**EXERCISE INPUTS**
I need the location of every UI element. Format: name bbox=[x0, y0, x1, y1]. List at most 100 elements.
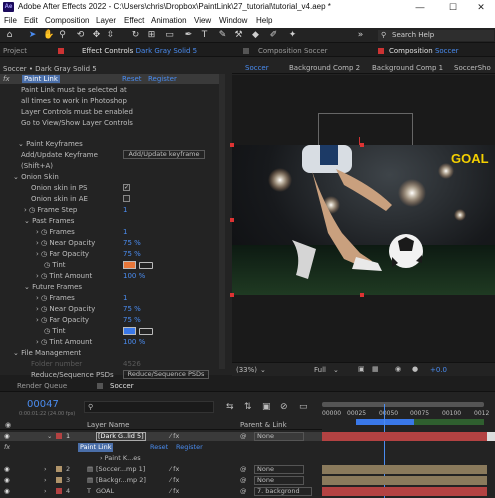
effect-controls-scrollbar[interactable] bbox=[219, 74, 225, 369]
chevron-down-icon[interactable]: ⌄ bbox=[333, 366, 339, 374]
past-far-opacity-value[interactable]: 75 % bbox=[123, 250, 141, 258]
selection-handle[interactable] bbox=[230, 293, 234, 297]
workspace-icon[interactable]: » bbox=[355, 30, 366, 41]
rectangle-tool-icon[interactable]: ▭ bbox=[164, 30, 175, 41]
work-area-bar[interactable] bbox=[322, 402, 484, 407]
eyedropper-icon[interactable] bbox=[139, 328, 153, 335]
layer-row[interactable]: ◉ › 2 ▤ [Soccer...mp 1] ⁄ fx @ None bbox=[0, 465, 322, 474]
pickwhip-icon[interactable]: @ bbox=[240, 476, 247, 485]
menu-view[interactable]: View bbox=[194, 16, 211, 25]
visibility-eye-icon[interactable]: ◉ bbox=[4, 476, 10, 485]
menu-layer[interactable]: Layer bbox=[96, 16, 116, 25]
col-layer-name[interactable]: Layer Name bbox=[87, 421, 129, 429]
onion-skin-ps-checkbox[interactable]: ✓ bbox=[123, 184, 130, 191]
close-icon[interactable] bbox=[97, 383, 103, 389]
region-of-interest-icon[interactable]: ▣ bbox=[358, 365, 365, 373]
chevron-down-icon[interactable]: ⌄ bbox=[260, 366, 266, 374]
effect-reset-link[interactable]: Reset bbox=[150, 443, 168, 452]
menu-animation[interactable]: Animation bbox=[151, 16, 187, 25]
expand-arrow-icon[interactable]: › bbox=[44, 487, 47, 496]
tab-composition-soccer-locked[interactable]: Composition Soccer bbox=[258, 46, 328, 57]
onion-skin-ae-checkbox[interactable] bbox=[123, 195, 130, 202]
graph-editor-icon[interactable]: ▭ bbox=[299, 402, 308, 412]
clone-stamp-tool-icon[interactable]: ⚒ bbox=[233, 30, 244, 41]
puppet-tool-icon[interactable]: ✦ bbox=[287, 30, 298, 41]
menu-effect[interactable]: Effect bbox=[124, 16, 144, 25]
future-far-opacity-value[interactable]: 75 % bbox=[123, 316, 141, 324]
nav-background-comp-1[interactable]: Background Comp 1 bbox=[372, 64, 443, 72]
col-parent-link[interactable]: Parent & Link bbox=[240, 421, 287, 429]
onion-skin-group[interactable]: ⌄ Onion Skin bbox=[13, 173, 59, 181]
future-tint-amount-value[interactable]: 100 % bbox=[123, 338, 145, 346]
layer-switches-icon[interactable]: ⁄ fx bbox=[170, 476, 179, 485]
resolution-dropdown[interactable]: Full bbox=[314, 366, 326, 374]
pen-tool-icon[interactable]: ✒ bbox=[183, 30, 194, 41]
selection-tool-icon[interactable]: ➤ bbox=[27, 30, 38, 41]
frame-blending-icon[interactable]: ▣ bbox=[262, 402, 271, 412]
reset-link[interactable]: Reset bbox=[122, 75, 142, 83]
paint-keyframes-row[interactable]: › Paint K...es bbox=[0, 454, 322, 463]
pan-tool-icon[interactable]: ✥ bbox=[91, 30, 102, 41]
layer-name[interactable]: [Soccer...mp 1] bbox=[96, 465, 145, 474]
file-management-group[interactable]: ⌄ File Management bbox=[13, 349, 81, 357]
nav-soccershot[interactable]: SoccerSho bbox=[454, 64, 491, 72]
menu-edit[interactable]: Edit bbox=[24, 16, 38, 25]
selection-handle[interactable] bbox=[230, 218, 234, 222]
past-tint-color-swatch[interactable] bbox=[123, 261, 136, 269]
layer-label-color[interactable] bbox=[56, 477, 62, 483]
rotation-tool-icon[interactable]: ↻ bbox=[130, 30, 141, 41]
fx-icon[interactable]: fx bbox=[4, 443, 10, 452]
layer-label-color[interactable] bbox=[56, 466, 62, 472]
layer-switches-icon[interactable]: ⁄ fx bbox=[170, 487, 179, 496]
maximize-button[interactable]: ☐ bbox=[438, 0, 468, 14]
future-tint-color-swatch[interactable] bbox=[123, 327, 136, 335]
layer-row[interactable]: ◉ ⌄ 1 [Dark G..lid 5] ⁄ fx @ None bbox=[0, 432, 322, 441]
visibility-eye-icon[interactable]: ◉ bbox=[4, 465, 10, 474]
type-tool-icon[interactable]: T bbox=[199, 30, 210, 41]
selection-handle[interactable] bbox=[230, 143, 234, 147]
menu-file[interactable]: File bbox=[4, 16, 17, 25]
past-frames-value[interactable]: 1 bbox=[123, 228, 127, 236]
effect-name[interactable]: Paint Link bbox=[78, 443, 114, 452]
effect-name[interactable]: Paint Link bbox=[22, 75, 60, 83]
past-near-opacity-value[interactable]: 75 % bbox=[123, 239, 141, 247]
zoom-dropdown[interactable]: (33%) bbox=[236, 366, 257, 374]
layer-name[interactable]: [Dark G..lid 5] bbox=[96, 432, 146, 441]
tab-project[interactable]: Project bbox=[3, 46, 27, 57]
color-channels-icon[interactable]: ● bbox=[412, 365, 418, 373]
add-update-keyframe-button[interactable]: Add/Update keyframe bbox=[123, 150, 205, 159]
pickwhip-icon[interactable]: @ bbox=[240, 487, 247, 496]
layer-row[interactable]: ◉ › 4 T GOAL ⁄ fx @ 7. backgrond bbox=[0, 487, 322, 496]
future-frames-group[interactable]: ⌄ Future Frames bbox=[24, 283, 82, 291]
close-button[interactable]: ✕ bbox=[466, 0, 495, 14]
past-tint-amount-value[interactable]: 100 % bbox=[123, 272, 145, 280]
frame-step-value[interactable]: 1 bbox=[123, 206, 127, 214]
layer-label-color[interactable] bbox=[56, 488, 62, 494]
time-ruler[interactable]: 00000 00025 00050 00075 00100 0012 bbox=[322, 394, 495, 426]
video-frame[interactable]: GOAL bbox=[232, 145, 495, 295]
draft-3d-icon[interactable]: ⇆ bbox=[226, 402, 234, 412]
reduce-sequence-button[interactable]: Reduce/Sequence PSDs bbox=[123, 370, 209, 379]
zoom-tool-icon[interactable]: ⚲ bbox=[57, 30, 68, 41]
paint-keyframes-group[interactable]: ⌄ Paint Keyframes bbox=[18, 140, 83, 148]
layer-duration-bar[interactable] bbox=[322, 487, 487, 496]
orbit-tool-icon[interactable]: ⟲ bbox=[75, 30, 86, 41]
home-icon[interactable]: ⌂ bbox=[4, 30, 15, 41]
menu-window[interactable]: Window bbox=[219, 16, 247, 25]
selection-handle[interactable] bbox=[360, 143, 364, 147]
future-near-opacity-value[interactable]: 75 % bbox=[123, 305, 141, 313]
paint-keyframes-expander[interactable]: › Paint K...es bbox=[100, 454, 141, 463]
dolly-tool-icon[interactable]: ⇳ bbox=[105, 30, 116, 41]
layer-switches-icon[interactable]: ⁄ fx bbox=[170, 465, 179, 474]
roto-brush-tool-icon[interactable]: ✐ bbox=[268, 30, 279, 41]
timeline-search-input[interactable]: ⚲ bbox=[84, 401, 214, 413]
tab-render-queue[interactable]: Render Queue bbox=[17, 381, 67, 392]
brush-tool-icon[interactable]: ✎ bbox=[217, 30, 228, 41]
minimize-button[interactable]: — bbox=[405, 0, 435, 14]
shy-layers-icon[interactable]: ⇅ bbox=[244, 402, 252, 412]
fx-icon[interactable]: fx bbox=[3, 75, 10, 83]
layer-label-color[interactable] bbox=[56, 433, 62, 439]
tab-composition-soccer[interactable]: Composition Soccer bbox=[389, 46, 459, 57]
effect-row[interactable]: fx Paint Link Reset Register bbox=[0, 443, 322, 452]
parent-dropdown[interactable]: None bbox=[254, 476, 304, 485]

--

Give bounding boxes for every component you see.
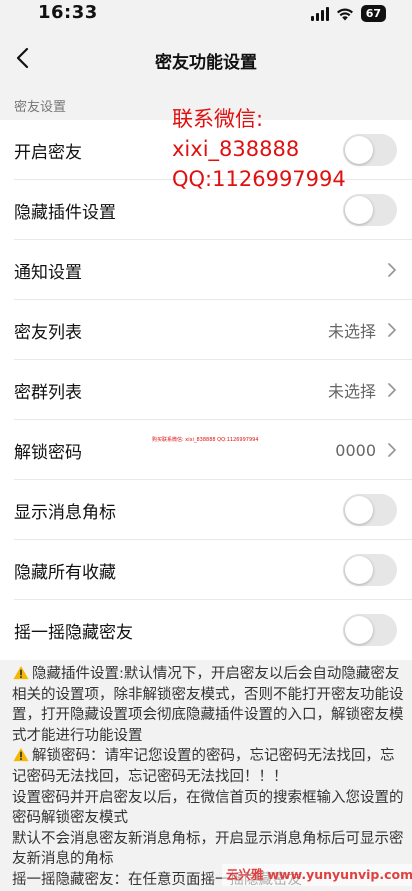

**EXERCISE BRIEF**
Convert the material between the lines holding "I need the location" and "expand-arrow-icon[interactable]: › bbox=[44, 487, 47, 496]", inclusive, into a two-column CSV with the headers instruction and output, one row per request. Put each request's text and its answer in a single quoted field with line breaks replaced by spaces, and leave out the pictures.

**FINISHED EXERCISE**
instruction,output
"I need the location of every UI element. Format: name bbox=[x0, y0, x1, y1]. List at most 100 elements.","effect-controls-scrollbar[interactable] bbox=[219, 74, 225, 369] chevron-down-icon[interactable]: ⌄ bbox=[333, 366, 339, 374] past-far-opacity-value[interactable]: 75 % bbox=[123, 250, 141, 258] selection-handle[interactable] bbox=[230, 293, 234, 297] workspace-icon[interactable]: » bbox=[355, 30, 366, 41] rectangle-tool-icon[interactable]: ▭ bbox=[164, 30, 175, 41] work-area-bar[interactable] bbox=[322, 402, 484, 407] eyedropper-icon[interactable] bbox=[139, 328, 153, 335] layer-row[interactable]: ◉ › 2 ▤ [Soccer...mp 1] ⁄ fx @ None bbox=[0, 465, 322, 474] pickwhip-icon[interactable]: @ bbox=[240, 476, 247, 485] menu-view[interactable]: View bbox=[194, 16, 211, 25] visibility-eye-icon[interactable]: ◉ bbox=[4, 476, 10, 485] menu-layer[interactable]: Layer bbox=[96, 16, 116, 25] col-layer-name[interactable]: Layer Name bbox=[87, 421, 129, 429] onion-skin-ps-checkbox[interactable]: ✓ bbox=[123, 184, 130, 191] close-icon[interactable] bbox=[97, 383, 103, 389] region-of-interest-icon[interactable]: ▣ bbox=[358, 365, 365, 373] chevron-down-icon[interactable]: ⌄ bbox=[260, 366, 266, 374] effect-reset-link[interactable]: Reset bbox=[150, 443, 168, 452] menu-animation[interactable]: Animation bbox=[151, 16, 187, 25] expand-arrow-icon[interactable]: › bbox=[44, 487, 47, 496]"